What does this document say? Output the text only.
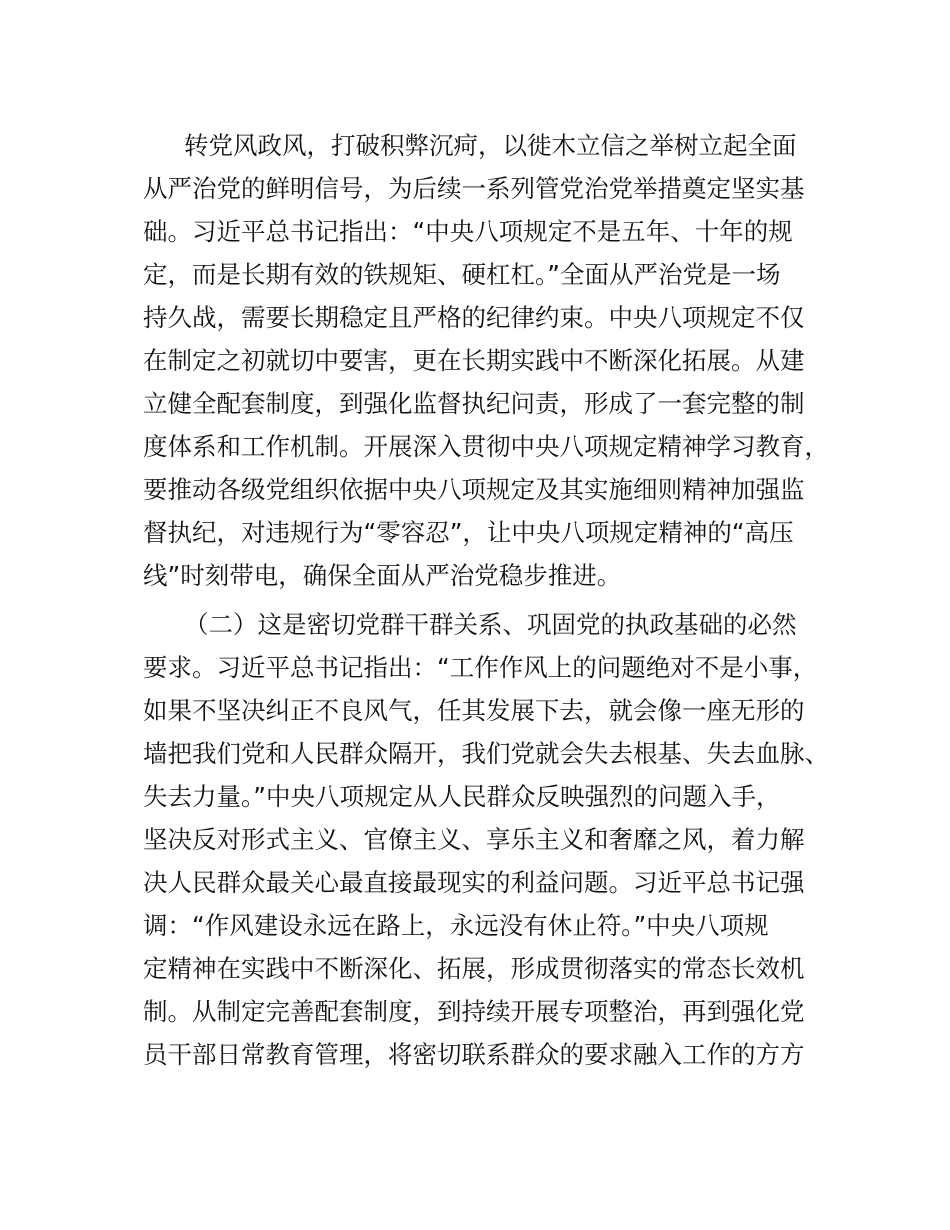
转党风政风，打破积弊沉疴，以徙木立信之举树立起全面
从严治党的鲜明信号，为后续一系列管党治党举措奠定坚实基
础。习近平总书记指出：“中央八项规定不是五年、十年的规
定，而是长期有效的铁规矩、硬杠杠。”全面从严治党是一场
持久战，需要长期稳定且严格的纪律约束。中央八项规定不仅
在制定之初就切中要害，更在长期实践中不断深化拓展。从建
立健全配套制度，到强化监督执纪问责，形成了一套完整的制
度体系和工作机制。开展深入贯彻中央八项规定精神学习教育，
要推动各级党组织依据中央八项规定及其实施细则精神加强监
督执纪，对违规行为“零容忍”，让中央八项规定精神的“高压
线”时刻带电，确保全面从严治党稳步推进。
（二）这是密切党群干群关系、巩固党的执政基础的必然
要求。习近平总书记指出：“工作作风上的问题绝对不是小事，
如果不坚决纠正不良风气，任其发展下去，就会像一座无形的
墙把我们党和人民群众隔开，我们党就会失去根基、失去血脉、
失去力量。”中央八项规定从人民群众反映强烈的问题入手，
坚决反对形式主义、官僚主义、享乐主义和奢靡之风，着力解
决人民群众最关心最直接最现实的利益问题。习近平总书记强
调：“作风建设永远在路上，永远没有休止符。”中央八项规
定精神在实践中不断深化、拓展，形成贯彻落实的常态长效机
制。从制定完善配套制度，到持续开展专项整治，再到强化党
员干部日常教育管理，将密切联系群众的要求融入工作的方方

▶ _The exercise_: Look back over the material above and state how many lines hold the word "习近平总书记指出". Write the number and nothing else.

▶ _Output of the task_: 2